» Aim of the exercise
Scan the data below and report how many lines include the word "What". Nothing else is wanted.

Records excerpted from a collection
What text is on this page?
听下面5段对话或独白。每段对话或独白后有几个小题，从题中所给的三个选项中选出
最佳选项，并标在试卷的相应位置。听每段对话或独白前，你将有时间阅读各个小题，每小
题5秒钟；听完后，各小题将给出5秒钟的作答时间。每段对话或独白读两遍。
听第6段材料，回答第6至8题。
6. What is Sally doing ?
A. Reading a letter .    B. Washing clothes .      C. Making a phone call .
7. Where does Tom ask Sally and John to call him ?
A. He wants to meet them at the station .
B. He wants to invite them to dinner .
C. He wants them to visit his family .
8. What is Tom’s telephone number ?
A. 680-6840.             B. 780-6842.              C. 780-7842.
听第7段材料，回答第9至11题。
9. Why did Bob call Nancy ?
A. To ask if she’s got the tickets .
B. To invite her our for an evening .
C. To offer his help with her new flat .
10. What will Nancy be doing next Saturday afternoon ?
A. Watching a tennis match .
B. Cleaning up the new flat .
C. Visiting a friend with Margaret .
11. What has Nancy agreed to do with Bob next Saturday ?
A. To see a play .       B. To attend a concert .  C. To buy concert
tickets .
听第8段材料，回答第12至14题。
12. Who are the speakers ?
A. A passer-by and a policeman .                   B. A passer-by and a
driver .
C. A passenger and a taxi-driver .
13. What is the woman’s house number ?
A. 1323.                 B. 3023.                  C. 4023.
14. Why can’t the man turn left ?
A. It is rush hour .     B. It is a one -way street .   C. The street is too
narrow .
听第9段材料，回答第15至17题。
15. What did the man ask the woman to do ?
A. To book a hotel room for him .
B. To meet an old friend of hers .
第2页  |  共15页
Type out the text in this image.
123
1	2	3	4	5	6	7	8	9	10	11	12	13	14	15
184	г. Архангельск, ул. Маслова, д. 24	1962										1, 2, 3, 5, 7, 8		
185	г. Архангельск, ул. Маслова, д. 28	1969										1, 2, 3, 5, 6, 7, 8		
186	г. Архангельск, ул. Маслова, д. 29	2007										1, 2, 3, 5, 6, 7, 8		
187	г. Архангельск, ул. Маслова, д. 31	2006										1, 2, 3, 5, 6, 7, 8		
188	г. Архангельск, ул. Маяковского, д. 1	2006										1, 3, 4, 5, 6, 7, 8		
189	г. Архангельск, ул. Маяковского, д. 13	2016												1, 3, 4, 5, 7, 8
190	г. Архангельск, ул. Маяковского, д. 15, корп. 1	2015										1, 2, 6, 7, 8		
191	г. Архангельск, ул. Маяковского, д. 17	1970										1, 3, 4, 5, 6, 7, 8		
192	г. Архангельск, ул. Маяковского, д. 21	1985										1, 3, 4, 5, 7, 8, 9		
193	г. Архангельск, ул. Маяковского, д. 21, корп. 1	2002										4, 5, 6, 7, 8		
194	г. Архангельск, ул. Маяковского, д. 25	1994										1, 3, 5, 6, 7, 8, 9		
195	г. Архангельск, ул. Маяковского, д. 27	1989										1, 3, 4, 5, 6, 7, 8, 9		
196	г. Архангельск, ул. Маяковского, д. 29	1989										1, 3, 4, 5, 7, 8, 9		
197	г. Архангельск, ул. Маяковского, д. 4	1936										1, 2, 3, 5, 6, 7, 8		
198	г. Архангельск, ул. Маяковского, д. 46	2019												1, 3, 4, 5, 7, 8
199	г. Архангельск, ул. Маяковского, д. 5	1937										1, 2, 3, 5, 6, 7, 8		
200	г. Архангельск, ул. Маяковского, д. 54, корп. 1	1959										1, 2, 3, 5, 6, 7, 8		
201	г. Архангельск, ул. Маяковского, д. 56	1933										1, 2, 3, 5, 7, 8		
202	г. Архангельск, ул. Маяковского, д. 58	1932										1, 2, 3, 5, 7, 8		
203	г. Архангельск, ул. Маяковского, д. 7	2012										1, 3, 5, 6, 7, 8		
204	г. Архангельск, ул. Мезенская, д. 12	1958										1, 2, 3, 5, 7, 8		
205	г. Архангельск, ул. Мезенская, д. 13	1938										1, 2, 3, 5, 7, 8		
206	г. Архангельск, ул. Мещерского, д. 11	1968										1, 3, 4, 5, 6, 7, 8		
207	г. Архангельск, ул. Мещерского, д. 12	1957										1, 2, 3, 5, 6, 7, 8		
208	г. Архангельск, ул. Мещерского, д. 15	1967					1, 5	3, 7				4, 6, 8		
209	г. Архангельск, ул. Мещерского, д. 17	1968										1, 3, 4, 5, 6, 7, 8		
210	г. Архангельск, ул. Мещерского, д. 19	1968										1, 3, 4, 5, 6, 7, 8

» Problem solution
7